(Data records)
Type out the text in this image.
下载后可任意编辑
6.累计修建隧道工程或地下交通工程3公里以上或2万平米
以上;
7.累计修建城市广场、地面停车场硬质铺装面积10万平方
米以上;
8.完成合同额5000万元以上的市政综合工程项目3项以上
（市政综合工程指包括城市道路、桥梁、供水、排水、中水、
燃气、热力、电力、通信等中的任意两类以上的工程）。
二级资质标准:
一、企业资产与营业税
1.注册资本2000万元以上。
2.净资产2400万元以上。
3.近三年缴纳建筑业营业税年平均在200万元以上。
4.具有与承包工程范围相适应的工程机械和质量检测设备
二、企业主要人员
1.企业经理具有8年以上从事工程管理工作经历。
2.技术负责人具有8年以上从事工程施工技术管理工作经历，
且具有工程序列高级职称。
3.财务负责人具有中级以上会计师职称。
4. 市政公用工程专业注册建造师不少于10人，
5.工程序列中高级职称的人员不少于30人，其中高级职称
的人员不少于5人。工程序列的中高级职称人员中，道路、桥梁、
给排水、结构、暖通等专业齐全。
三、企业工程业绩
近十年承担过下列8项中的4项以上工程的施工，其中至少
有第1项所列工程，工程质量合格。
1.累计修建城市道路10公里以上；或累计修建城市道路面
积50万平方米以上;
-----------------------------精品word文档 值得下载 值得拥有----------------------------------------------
...
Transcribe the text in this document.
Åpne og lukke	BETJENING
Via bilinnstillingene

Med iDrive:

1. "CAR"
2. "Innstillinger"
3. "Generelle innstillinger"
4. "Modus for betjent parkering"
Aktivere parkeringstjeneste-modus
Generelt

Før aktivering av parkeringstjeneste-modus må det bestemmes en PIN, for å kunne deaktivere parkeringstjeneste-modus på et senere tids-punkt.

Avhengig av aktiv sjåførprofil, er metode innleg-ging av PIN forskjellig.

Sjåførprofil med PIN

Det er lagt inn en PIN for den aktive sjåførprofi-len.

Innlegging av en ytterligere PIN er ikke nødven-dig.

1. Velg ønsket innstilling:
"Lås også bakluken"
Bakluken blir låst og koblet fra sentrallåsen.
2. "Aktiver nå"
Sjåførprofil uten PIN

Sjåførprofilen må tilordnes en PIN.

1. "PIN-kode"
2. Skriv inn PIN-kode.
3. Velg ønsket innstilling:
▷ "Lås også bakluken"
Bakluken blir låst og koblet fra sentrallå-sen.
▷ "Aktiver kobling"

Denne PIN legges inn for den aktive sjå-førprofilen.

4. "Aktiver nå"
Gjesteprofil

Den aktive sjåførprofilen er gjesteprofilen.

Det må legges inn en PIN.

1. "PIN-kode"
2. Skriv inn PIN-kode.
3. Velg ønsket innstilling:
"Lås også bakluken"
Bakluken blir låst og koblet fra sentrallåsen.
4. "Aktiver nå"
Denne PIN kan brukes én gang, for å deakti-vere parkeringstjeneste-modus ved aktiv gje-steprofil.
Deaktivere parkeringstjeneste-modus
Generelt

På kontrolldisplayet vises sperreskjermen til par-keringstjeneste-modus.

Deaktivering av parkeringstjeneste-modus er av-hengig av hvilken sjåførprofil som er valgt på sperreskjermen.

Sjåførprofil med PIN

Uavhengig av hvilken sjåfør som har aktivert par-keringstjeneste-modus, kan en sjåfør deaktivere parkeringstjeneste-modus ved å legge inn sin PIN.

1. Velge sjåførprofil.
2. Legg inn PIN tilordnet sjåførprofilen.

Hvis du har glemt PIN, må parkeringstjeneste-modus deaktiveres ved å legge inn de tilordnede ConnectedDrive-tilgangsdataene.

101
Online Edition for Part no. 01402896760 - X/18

* _TASK TO CARRY OUT_: Lines that include the word "this" are to be extracted from the data above.

* _WRITTEN REPLY_:
Type out the text in this image.
Transcribe the text in this document.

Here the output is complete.